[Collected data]

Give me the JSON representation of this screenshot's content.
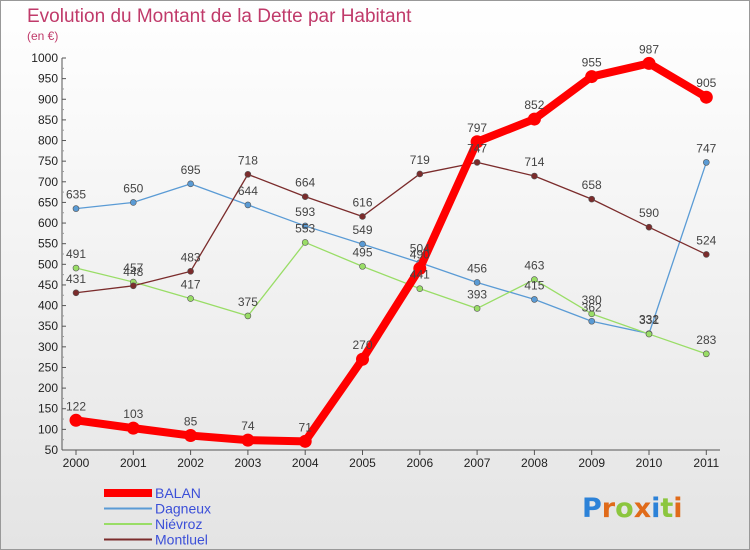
{
  "title": "Evolution du Montant de la Dette par Habitant",
  "unit": "(en €)",
  "logo": {
    "text": "Proxiti",
    "letters": [
      "P",
      "r",
      "o",
      "x",
      "i",
      "t",
      "i"
    ],
    "colors": [
      "#2c82d8",
      "#e06b1a",
      "#8cc63f",
      "#e06b1a",
      "#2c82d8",
      "#8cc63f",
      "#e06b1a"
    ]
  },
  "chart_data": {
    "type": "line",
    "x": [
      "2000",
      "2001",
      "2002",
      "2003",
      "2004",
      "2005",
      "2006",
      "2007",
      "2008",
      "2009",
      "2010",
      "2011"
    ],
    "ylim": [
      50,
      1000
    ],
    "yticks": [
      50,
      100,
      150,
      200,
      250,
      300,
      350,
      400,
      450,
      500,
      550,
      600,
      650,
      700,
      750,
      800,
      850,
      900,
      950,
      1000
    ],
    "grid": false,
    "legend_position": "bottom-left",
    "series": [
      {
        "name": "BALAN",
        "color": "#ff0000",
        "values": [
          122,
          103,
          85,
          74,
          71,
          270,
          490,
          797,
          852,
          955,
          987,
          905
        ]
      },
      {
        "name": "Dagneux",
        "color": "#5a9bd5",
        "values": [
          635,
          650,
          695,
          644,
          593,
          549,
          504,
          456,
          415,
          362,
          332,
          747
        ]
      },
      {
        "name": "Niévroz",
        "color": "#99dd66",
        "values": [
          491,
          457,
          417,
          375,
          553,
          495,
          441,
          393,
          463,
          380,
          331,
          283
        ]
      },
      {
        "name": "Montluel",
        "color": "#7b2c2c",
        "values": [
          431,
          448,
          483,
          718,
          664,
          616,
          719,
          747,
          714,
          658,
          590,
          524
        ]
      }
    ]
  }
}
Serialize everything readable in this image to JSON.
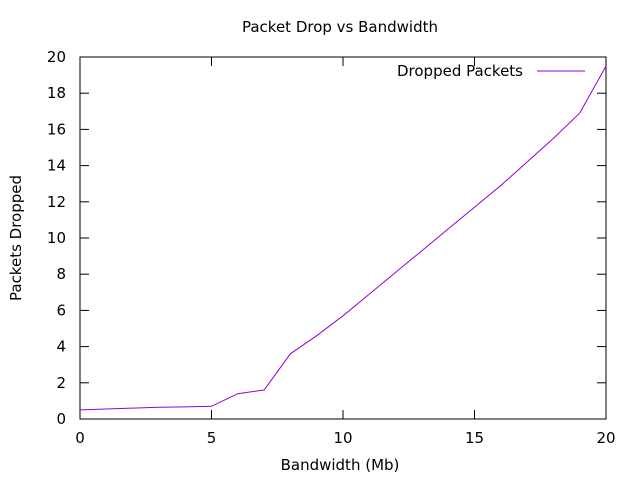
{
  "chart_data": {
    "type": "line",
    "title": "Packet Drop vs Bandwidth",
    "xlabel": "Bandwidth (Mb)",
    "ylabel": "Packets Dropped",
    "xlim": [
      0,
      20
    ],
    "ylim": [
      0,
      20
    ],
    "xticks": [
      0,
      5,
      10,
      15,
      20
    ],
    "yticks": [
      0,
      2,
      4,
      6,
      8,
      10,
      12,
      14,
      16,
      18,
      20
    ],
    "grid": false,
    "legend": "top-right",
    "series": [
      {
        "name": "Dropped Packets",
        "color": "#9400d3",
        "x": [
          0,
          1,
          2,
          3,
          4,
          5,
          6,
          7,
          8,
          9,
          10,
          11,
          12,
          13,
          14,
          15,
          16,
          17,
          18,
          19,
          20
        ],
        "y": [
          0.5,
          0.55,
          0.6,
          0.65,
          0.67,
          0.7,
          1.4,
          1.6,
          3.6,
          4.6,
          5.7,
          6.9,
          8.1,
          9.3,
          10.5,
          11.7,
          12.9,
          14.2,
          15.5,
          16.9,
          19.5
        ]
      }
    ]
  }
}
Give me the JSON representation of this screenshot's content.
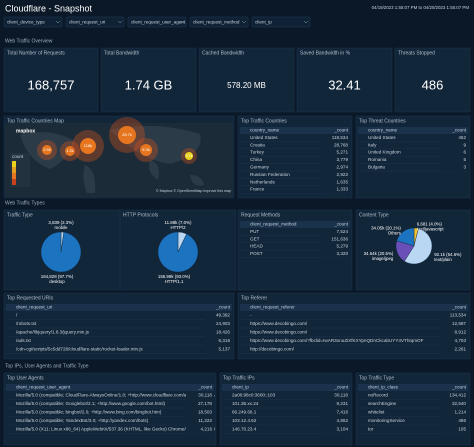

▸ **Task instructions**
Reproduce each line exactly, please, except for any pictures.

▸ **Answer to the exercise**
Give me the JSON representation of this screenshot's content.
{
  "title": "Evolution du Montant de la Dette par Habitant",
  "unit": "(en €)",
  "logo": {
    "text": "Proxiti",
    "letters": [
      "P",
      "r",
      "o",
      "x",
      "i",
      "t",
      "i"
    ],
    "colors": [
      "#2c82d8",
      "#e06b1a",
      "#8cc63f",
      "#e06b1a",
      "#2c82d8",
      "#8cc63f",
      "#e06b1a"
    ]
  },
  "chart_data": {
    "type": "line",
    "x": [
      "2000",
      "2001",
      "2002",
      "2003",
      "2004",
      "2005",
      "2006",
      "2007",
      "2008",
      "2009",
      "2010",
      "2011"
    ],
    "ylim": [
      50,
      1000
    ],
    "yticks": [
      50,
      100,
      150,
      200,
      250,
      300,
      350,
      400,
      450,
      500,
      550,
      600,
      650,
      700,
      750,
      800,
      850,
      900,
      950,
      1000
    ],
    "grid": false,
    "legend_position": "bottom-left",
    "series": [
      {
        "name": "BALAN",
        "color": "#ff0000",
        "values": [
          122,
          103,
          85,
          74,
          71,
          270,
          490,
          797,
          852,
          955,
          987,
          905
        ]
      },
      {
        "name": "Dagneux",
        "color": "#5a9bd5",
        "values": [
          635,
          650,
          695,
          644,
          593,
          549,
          504,
          456,
          415,
          362,
          332,
          747
        ]
      },
      {
        "name": "Niévroz",
        "color": "#99dd66",
        "values": [
          491,
          457,
          417,
          375,
          553,
          495,
          441,
          393,
          463,
          380,
          331,
          283
        ]
      },
      {
        "name": "Montluel",
        "color": "#7b2c2c",
        "values": [
          431,
          448,
          483,
          718,
          664,
          616,
          719,
          747,
          714,
          658,
          590,
          524
        ]
      }
    ]
  }
}
Serialize everything readable in this image to JSON.
{
  "chart_data": {
    "type": "line",
    "title": "Packet Drop vs Bandwidth",
    "xlabel": "Bandwidth (Mb)",
    "ylabel": "Packets Dropped",
    "xlim": [
      0,
      20
    ],
    "ylim": [
      0,
      20
    ],
    "xticks": [
      0,
      5,
      10,
      15,
      20
    ],
    "yticks": [
      0,
      2,
      4,
      6,
      8,
      10,
      12,
      14,
      16,
      18,
      20
    ],
    "grid": false,
    "legend": "top-right",
    "series": [
      {
        "name": "Dropped Packets",
        "color": "#9400d3",
        "x": [
          0,
          1,
          2,
          3,
          4,
          5,
          6,
          7,
          8,
          9,
          10,
          11,
          12,
          13,
          14,
          15,
          16,
          17,
          18,
          19,
          20
        ],
        "y": [
          0.5,
          0.55,
          0.6,
          0.65,
          0.67,
          0.7,
          1.4,
          1.6,
          3.6,
          4.6,
          5.7,
          6.9,
          8.1,
          9.3,
          10.5,
          11.7,
          12.9,
          14.2,
          15.5,
          16.9,
          19.5
        ]
      }
    ]
  }
}
Give me the JSON representation of this screenshot's content.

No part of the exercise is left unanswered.